[Stored entries]
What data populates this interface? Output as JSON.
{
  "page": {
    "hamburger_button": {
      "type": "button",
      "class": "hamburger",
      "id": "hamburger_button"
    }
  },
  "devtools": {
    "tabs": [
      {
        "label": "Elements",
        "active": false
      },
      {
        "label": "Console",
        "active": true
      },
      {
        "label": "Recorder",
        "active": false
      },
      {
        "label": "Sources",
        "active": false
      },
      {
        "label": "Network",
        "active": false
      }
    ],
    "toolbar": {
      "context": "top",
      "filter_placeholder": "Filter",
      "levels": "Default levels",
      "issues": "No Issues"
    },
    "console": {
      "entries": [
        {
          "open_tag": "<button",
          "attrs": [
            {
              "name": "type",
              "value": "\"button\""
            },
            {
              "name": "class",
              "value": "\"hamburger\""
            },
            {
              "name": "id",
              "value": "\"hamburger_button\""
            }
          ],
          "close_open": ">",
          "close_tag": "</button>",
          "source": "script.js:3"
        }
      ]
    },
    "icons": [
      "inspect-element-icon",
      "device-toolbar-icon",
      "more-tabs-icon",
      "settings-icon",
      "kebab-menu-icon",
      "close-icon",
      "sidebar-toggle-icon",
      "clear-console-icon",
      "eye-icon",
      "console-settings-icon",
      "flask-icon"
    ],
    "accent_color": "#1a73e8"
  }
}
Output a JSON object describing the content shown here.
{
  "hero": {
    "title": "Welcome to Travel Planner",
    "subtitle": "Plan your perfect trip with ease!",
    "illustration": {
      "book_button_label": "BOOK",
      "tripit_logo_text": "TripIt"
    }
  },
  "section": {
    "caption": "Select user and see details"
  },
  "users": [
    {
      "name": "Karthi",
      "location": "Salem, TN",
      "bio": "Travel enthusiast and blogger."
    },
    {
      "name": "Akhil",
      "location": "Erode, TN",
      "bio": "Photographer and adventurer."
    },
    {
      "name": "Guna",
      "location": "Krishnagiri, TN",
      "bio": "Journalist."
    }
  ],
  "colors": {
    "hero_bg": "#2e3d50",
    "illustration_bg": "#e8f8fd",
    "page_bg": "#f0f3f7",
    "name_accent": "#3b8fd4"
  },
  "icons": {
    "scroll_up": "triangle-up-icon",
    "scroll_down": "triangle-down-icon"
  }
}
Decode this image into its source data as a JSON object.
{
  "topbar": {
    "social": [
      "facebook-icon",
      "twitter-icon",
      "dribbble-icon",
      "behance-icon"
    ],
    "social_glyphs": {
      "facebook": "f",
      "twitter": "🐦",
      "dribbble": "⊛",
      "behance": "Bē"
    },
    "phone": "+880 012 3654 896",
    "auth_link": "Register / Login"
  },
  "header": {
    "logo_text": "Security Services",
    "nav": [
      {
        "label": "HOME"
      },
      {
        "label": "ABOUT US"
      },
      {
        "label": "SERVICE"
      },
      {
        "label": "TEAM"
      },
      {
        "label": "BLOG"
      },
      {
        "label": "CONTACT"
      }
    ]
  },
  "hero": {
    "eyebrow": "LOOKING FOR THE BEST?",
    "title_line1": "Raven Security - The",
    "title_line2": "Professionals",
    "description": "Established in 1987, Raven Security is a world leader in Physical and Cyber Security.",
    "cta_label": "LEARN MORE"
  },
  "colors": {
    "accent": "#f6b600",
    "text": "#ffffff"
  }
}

* WHAT THE TASK REQUIRES
In the listing above, locate each line with "object" and copy it.

* EXERCISE RESULT
Output a JSON object describing the content shown here.
Decode this image into its source data as a JSON object.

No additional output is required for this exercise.